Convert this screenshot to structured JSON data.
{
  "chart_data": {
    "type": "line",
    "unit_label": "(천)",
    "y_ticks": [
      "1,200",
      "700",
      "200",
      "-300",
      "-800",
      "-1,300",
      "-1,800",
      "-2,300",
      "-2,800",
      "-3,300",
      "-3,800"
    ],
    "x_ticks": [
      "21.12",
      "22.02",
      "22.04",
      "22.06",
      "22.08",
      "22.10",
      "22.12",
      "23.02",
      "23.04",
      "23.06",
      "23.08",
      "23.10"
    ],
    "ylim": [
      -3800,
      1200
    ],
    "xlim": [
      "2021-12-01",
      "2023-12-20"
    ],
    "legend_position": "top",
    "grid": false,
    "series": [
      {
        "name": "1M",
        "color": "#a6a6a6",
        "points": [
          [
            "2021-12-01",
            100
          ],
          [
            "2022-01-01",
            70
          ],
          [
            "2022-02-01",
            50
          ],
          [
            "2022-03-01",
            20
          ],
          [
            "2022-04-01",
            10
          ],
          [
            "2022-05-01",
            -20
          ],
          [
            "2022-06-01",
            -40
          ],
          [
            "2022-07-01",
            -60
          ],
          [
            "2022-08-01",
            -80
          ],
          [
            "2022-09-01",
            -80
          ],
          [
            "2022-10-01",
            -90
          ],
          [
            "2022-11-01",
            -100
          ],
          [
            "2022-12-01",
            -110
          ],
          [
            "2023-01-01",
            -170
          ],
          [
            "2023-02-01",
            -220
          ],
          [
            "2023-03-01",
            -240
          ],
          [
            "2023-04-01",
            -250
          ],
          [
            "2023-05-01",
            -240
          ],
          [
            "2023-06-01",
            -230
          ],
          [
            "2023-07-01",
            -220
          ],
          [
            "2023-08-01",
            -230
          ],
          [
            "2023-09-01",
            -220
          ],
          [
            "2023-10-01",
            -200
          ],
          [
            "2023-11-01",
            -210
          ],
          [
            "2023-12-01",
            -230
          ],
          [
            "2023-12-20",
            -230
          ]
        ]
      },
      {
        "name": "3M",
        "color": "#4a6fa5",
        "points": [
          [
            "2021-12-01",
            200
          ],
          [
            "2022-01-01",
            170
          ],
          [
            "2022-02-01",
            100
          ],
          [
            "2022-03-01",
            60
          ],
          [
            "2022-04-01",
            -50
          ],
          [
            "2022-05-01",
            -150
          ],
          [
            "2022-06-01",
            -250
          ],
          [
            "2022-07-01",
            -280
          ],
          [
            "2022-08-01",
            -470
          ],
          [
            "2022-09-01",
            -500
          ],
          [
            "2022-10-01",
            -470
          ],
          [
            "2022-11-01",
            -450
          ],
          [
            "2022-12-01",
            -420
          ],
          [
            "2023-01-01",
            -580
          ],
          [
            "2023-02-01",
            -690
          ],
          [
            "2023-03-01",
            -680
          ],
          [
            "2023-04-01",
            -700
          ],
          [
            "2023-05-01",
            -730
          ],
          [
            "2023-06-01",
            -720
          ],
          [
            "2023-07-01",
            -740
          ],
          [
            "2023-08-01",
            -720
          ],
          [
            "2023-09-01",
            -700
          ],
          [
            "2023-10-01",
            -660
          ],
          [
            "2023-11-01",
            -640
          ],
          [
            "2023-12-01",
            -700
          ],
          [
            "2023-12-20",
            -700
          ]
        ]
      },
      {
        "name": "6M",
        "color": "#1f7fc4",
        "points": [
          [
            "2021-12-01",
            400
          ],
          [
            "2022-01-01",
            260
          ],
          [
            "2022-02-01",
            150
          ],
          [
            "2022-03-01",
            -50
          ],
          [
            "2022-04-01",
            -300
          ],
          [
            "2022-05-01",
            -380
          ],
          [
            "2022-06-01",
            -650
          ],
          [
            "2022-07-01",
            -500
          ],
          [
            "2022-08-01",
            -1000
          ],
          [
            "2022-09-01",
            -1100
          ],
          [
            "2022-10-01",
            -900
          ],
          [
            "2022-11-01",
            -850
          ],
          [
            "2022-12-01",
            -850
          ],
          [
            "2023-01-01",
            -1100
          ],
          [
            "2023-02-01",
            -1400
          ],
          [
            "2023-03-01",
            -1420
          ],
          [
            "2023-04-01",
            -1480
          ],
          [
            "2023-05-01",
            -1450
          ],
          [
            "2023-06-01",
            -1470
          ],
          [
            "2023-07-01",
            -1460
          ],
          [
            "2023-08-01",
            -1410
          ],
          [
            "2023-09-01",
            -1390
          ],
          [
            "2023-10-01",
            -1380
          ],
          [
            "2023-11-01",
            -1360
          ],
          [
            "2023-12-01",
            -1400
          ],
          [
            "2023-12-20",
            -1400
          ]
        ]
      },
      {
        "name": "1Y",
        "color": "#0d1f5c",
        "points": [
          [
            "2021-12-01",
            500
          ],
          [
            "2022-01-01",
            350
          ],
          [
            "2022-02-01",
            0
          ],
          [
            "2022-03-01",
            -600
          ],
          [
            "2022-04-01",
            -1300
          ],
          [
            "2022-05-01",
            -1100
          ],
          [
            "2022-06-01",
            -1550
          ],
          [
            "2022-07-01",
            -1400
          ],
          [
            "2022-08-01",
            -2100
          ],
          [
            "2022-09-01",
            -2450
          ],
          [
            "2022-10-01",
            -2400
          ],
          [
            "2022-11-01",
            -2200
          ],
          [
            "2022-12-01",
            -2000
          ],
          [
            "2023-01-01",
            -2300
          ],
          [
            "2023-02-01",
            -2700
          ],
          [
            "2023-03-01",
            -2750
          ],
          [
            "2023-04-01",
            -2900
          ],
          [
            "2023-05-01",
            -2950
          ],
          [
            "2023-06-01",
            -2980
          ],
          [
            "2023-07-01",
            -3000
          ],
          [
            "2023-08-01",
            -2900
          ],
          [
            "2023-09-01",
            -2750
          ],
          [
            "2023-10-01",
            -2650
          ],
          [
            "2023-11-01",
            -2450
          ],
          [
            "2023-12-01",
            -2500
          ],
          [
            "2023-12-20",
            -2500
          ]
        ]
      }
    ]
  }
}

┄┄┄┄┄┄

Select the lines from the entries that include the word "color".

        "color": "#a6a6a6",
        "color": "#4a6fa5",
        "color": "#1f7fc4",
        "color": "#0d1f5c",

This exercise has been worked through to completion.